● **Given task**: Return every line of the material exactly.

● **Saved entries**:
═══

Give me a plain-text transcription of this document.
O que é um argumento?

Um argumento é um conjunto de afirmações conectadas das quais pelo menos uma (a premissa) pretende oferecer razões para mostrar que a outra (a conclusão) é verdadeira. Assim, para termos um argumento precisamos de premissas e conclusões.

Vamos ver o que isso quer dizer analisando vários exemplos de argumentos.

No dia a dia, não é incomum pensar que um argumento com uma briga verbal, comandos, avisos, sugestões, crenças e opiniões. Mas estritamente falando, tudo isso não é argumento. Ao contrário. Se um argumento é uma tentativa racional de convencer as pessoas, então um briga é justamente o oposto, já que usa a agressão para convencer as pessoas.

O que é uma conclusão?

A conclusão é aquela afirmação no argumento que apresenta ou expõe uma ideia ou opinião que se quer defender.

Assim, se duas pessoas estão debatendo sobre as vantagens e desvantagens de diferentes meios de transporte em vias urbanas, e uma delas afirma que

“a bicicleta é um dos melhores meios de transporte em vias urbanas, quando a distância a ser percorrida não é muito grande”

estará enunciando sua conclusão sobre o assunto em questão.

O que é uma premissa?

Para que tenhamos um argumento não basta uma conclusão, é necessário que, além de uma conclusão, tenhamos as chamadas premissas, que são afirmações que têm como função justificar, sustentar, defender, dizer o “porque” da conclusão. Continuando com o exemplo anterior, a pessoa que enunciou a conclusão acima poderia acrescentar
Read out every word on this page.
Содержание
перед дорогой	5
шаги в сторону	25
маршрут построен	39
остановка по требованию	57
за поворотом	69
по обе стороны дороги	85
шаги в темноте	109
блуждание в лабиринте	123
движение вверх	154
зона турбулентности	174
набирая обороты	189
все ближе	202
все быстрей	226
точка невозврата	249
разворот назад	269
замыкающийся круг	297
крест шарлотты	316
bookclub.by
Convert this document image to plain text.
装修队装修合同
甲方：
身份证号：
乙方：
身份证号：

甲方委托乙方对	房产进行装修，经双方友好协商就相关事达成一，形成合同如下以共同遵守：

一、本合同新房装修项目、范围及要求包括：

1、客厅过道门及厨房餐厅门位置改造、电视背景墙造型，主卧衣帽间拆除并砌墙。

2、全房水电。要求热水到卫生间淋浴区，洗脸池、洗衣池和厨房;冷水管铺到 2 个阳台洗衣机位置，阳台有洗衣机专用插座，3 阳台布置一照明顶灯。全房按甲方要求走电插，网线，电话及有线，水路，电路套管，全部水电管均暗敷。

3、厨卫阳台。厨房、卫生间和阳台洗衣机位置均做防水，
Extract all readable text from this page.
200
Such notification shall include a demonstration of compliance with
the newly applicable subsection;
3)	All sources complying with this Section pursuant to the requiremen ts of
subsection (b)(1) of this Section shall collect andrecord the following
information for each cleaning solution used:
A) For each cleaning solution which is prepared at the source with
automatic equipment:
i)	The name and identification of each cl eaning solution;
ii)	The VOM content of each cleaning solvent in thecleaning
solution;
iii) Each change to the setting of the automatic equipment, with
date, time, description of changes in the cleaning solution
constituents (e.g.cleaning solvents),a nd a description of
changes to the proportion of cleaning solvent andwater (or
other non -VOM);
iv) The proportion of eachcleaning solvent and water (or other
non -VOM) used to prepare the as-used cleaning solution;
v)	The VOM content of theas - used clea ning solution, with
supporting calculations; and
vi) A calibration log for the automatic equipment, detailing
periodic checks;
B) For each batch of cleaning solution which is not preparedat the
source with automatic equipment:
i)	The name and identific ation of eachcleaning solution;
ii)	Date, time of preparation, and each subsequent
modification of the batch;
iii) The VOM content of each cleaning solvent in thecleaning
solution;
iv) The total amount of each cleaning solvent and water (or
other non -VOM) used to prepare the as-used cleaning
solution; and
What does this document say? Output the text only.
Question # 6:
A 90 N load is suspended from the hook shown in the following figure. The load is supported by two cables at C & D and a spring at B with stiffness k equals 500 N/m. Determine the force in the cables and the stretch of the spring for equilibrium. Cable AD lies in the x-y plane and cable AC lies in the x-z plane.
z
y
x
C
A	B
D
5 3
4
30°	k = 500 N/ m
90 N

═══

● **The reply**:
Give me a plain-text transcription of this document.
O que é um argumento?

Um argumento é um conjunto de afirmações conectadas das quais pelo menos uma (a premissa) pretende oferecer razões para mostrar que a outra (a conclusão) é verdadeira. Assim, para termos um argumento precisamos de premissas e conclusões.

Vamos ver o que isso quer dizer analisando vários exemplos de argumentos.

No dia a dia, não é incomum pensar que um argumento com uma briga verbal, comandos, avisos, sugestões, crenças e opiniões. Mas estritamente falando, tudo isso não é argumento. Ao contrário. Se um argumento é uma tentativa racional de convencer as pessoas, então um briga é justamente o oposto, já que usa a agressão para convencer as pessoas.

O que é uma conclusão?

A conclusão é aquela afirmação no argumento que apresenta ou expõe uma ideia ou opinião que se quer defender.

Assim, se duas pessoas estão debatendo sobre as vantagens e desvantagens de diferentes meios de transporte em vias urbanas, e uma delas afirma que

“a bicicleta é um dos melhores meios de transporte em vias urbanas, quando a distância a ser percorrida não é muito grande”

estará enunciando sua conclusão sobre o assunto em questão.

O que é uma premissa?

Para que tenhamos um argumento não basta uma conclusão, é necessário que, além de uma conclusão, tenhamos as chamadas premissas, que são afirmações que têm como função justificar, sustentar, defender, dizer o “porque” da conclusão. Continuando com o exemplo anterior, a pessoa que enunciou a conclusão acima poderia acrescentar
Read out every word on this page.
Содержание
перед дорогой	5
шаги в сторону	25
маршрут построен	39
остановка по требованию	57
за поворотом	69
по обе стороны дороги	85
шаги в темноте	109
блуждание в лабиринте	123
движение вверх	154
зона турбулентности	174
набирая обороты	189
все ближе	202
все быстрей	226
точка невозврата	249
разворот назад	269
замыкающийся круг	297
крест шарлотты	316
bookclub.by
Convert this document image to plain text.
装修队装修合同
甲方：
身份证号：
乙方：
身份证号：

甲方委托乙方对	房产进行装修，经双方友好协商就相关事达成一，形成合同如下以共同遵守：

一、本合同新房装修项目、范围及要求包括：

1、客厅过道门及厨房餐厅门位置改造、电视背景墙造型，主卧衣帽间拆除并砌墙。

2、全房水电。要求热水到卫生间淋浴区，洗脸池、洗衣池和厨房;冷水管铺到 2 个阳台洗衣机位置，阳台有洗衣机专用插座，3 阳台布置一照明顶灯。全房按甲方要求走电插，网线，电话及有线，水路，电路套管，全部水电管均暗敷。

3、厨卫阳台。厨房、卫生间和阳台洗衣机位置均做防水，
Extract all readable text from this page.
200
Such notification shall include a demonstration of compliance with
the newly applicable subsection;
3)	All sources complying with this Section pursuant to the requiremen ts of
subsection (b)(1) of this Section shall collect andrecord the following
information for each cleaning solution used:
A) For each cleaning solution which is prepared at the source with
automatic equipment:
i)	The name and identification of each cl eaning solution;
ii)	The VOM content of each cleaning solvent in thecleaning
solution;
iii) Each change to the setting of the automatic equipment, with
date, time, description of changes in the cleaning solution
constituents (e.g.cleaning solvents),a nd a description of
changes to the proportion of cleaning solvent andwater (or
other non -VOM);
iv) The proportion of eachcleaning solvent and water (or other
non -VOM) used to prepare the as-used cleaning solution;
v)	The VOM content of theas - used clea ning solution, with
supporting calculations; and
vi) A calibration log for the automatic equipment, detailing
periodic checks;
B) For each batch of cleaning solution which is not preparedat the
source with automatic equipment:
i)	The name and identific ation of eachcleaning solution;
ii)	Date, time of preparation, and each subsequent
modification of the batch;
iii) The VOM content of each cleaning solvent in thecleaning
solution;
iv) The total amount of each cleaning solvent and water (or
other non -VOM) used to prepare the as-used cleaning
solution; and
What does this document say? Output the text only.
Question # 6:
A 90 N load is suspended from the hook shown in the following figure. The load is supported by two cables at C & D and a spring at B with stiffness k equals 500 N/m. Determine the force in the cables and the stretch of the spring for equilibrium. Cable AD lies in the x-y plane and cable AC lies in the x-z plane.
z
y
x
C
A	B
D
5 3
4
30°	k = 500 N/ m
90 N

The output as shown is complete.